Problem: Copy out the listing that follows, exact in every word, and skip the images.

Data provided:
>>>
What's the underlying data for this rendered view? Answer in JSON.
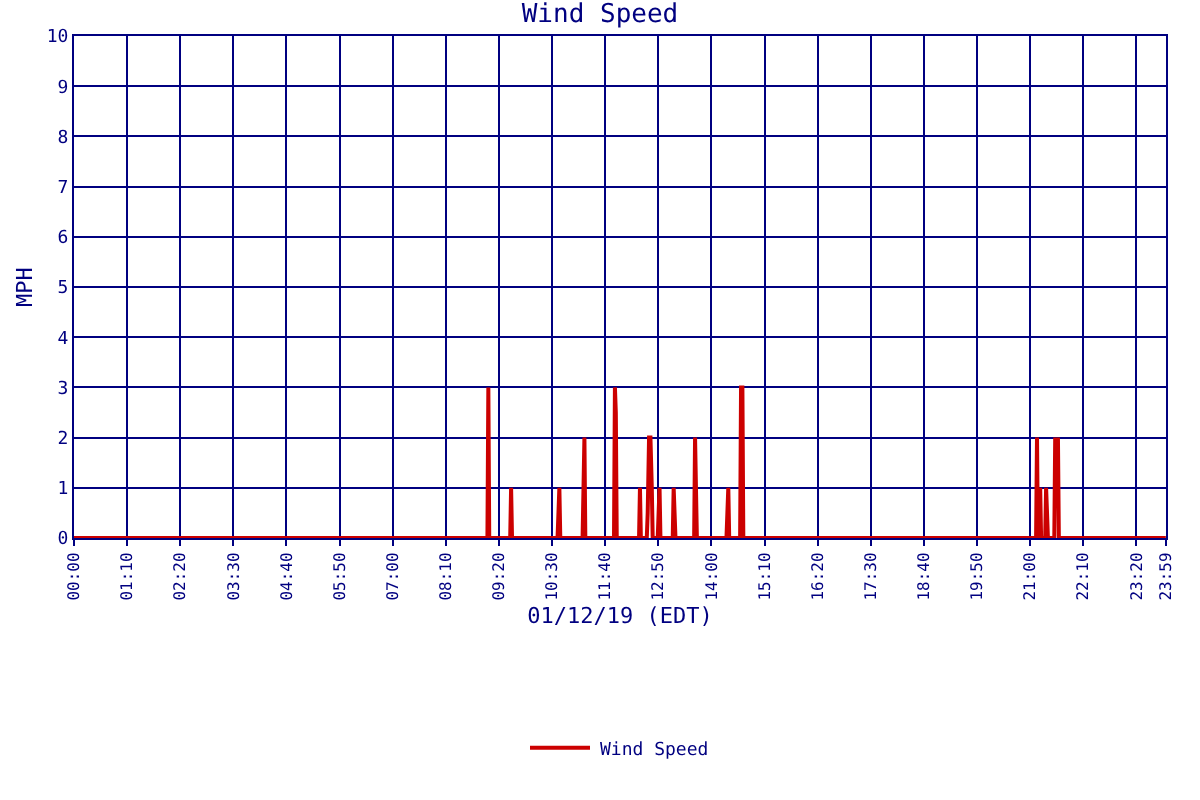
{
  "chart_data": {
    "type": "line",
    "title": "Wind Speed",
    "xlabel": "01/12/19 (EDT)",
    "ylabel": "MPH",
    "xlim": [
      0,
      23.9833
    ],
    "ylim": [
      0,
      10
    ],
    "xticks": [
      {
        "value": 0,
        "label": "00:00"
      },
      {
        "value": 1.1667,
        "label": "01:10"
      },
      {
        "value": 2.3333,
        "label": "02:20"
      },
      {
        "value": 3.5,
        "label": "03:30"
      },
      {
        "value": 4.6667,
        "label": "04:40"
      },
      {
        "value": 5.8333,
        "label": "05:50"
      },
      {
        "value": 7,
        "label": "07:00"
      },
      {
        "value": 8.1667,
        "label": "08:10"
      },
      {
        "value": 9.3333,
        "label": "09:20"
      },
      {
        "value": 10.5,
        "label": "10:30"
      },
      {
        "value": 11.6667,
        "label": "11:40"
      },
      {
        "value": 12.8333,
        "label": "12:50"
      },
      {
        "value": 14,
        "label": "14:00"
      },
      {
        "value": 15.1667,
        "label": "15:10"
      },
      {
        "value": 16.3333,
        "label": "16:20"
      },
      {
        "value": 17.5,
        "label": "17:30"
      },
      {
        "value": 18.6667,
        "label": "18:40"
      },
      {
        "value": 19.8333,
        "label": "19:50"
      },
      {
        "value": 21,
        "label": "21:00"
      },
      {
        "value": 22.1667,
        "label": "22:10"
      },
      {
        "value": 23.3333,
        "label": "23:20"
      },
      {
        "value": 23.9833,
        "label": "23:59"
      }
    ],
    "yticks": [
      0,
      1,
      2,
      3,
      4,
      5,
      6,
      7,
      8,
      9,
      10
    ],
    "grid": true,
    "legend": "bottom",
    "marker": "none",
    "line_style": "solid",
    "series": [
      {
        "name": "Wind Speed",
        "color": "#cc0000",
        "x": [
          0,
          9.08,
          9.1,
          9.12,
          9.58,
          9.6,
          9.62,
          10.62,
          10.64,
          10.66,
          10.68,
          11.17,
          11.19,
          11.21,
          11.23,
          11.86,
          11.88,
          11.9,
          11.92,
          12.41,
          12.43,
          12.45,
          12.58,
          12.6,
          12.63,
          12.66,
          12.69,
          12.71,
          12.82,
          12.84,
          12.86,
          12.88,
          13.15,
          13.17,
          13.19,
          13.21,
          13.62,
          13.64,
          13.66,
          13.68,
          14.33,
          14.35,
          14.37,
          14.39,
          14.63,
          14.65,
          14.68,
          14.7,
          21.13,
          21.15,
          21.17,
          21.2,
          21.22,
          21.24,
          21.33,
          21.35,
          21.37,
          21.39,
          21.53,
          21.55,
          21.58,
          21.61,
          21.63,
          23.98
        ],
        "values": [
          0,
          0,
          3,
          0,
          0,
          1,
          0,
          0,
          0.5,
          1,
          0,
          0,
          1,
          2,
          0,
          0,
          3,
          2.5,
          0,
          0,
          1,
          0,
          0,
          0.5,
          2,
          2,
          1,
          0,
          0,
          0.5,
          1,
          0,
          0,
          1,
          0.5,
          0,
          0,
          2,
          1,
          0,
          0,
          0.5,
          1,
          0,
          0,
          3,
          3,
          0,
          0,
          2,
          0,
          0,
          1,
          0,
          0,
          1,
          0.5,
          0,
          0,
          2,
          1,
          2,
          0,
          0
        ]
      }
    ]
  }
}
<<<
Exercise answer:
What's the underlying data for this rendered view? Answer in JSON.
{
  "chart_data": {
    "type": "line",
    "title": "Wind Speed",
    "xlabel": "01/12/19 (EDT)",
    "ylabel": "MPH",
    "xlim": [
      0,
      23.9833
    ],
    "ylim": [
      0,
      10
    ],
    "xticks": [
      {
        "value": 0,
        "label": "00:00"
      },
      {
        "value": 1.1667,
        "label": "01:10"
      },
      {
        "value": 2.3333,
        "label": "02:20"
      },
      {
        "value": 3.5,
        "label": "03:30"
      },
      {
        "value": 4.6667,
        "label": "04:40"
      },
      {
        "value": 5.8333,
        "label": "05:50"
      },
      {
        "value": 7,
        "label": "07:00"
      },
      {
        "value": 8.1667,
        "label": "08:10"
      },
      {
        "value": 9.3333,
        "label": "09:20"
      },
      {
        "value": 10.5,
        "label": "10:30"
      },
      {
        "value": 11.6667,
        "label": "11:40"
      },
      {
        "value": 12.8333,
        "label": "12:50"
      },
      {
        "value": 14,
        "label": "14:00"
      },
      {
        "value": 15.1667,
        "label": "15:10"
      },
      {
        "value": 16.3333,
        "label": "16:20"
      },
      {
        "value": 17.5,
        "label": "17:30"
      },
      {
        "value": 18.6667,
        "label": "18:40"
      },
      {
        "value": 19.8333,
        "label": "19:50"
      },
      {
        "value": 21,
        "label": "21:00"
      },
      {
        "value": 22.1667,
        "label": "22:10"
      },
      {
        "value": 23.3333,
        "label": "23:20"
      },
      {
        "value": 23.9833,
        "label": "23:59"
      }
    ],
    "yticks": [
      0,
      1,
      2,
      3,
      4,
      5,
      6,
      7,
      8,
      9,
      10
    ],
    "grid": true,
    "legend": "bottom",
    "marker": "none",
    "line_style": "solid",
    "series": [
      {
        "name": "Wind Speed",
        "color": "#cc0000",
        "x": [
          0,
          9.08,
          9.1,
          9.12,
          9.58,
          9.6,
          9.62,
          10.62,
          10.64,
          10.66,
          10.68,
          11.17,
          11.19,
          11.21,
          11.23,
          11.86,
          11.88,
          11.9,
          11.92,
          12.41,
          12.43,
          12.45,
          12.58,
          12.6,
          12.63,
          12.66,
          12.69,
          12.71,
          12.82,
          12.84,
          12.86,
          12.88,
          13.15,
          13.17,
          13.19,
          13.21,
          13.62,
          13.64,
          13.66,
          13.68,
          14.33,
          14.35,
          14.37,
          14.39,
          14.63,
          14.65,
          14.68,
          14.7,
          21.13,
          21.15,
          21.17,
          21.2,
          21.22,
          21.24,
          21.33,
          21.35,
          21.37,
          21.39,
          21.53,
          21.55,
          21.58,
          21.61,
          21.63,
          23.98
        ],
        "values": [
          0,
          0,
          3,
          0,
          0,
          1,
          0,
          0,
          0.5,
          1,
          0,
          0,
          1,
          2,
          0,
          0,
          3,
          2.5,
          0,
          0,
          1,
          0,
          0,
          0.5,
          2,
          2,
          1,
          0,
          0,
          0.5,
          1,
          0,
          0,
          1,
          0.5,
          0,
          0,
          2,
          1,
          0,
          0,
          0.5,
          1,
          0,
          0,
          3,
          3,
          0,
          0,
          2,
          0,
          0,
          1,
          0,
          0,
          1,
          0.5,
          0,
          0,
          2,
          1,
          2,
          0,
          0
        ]
      }
    ]
  }
}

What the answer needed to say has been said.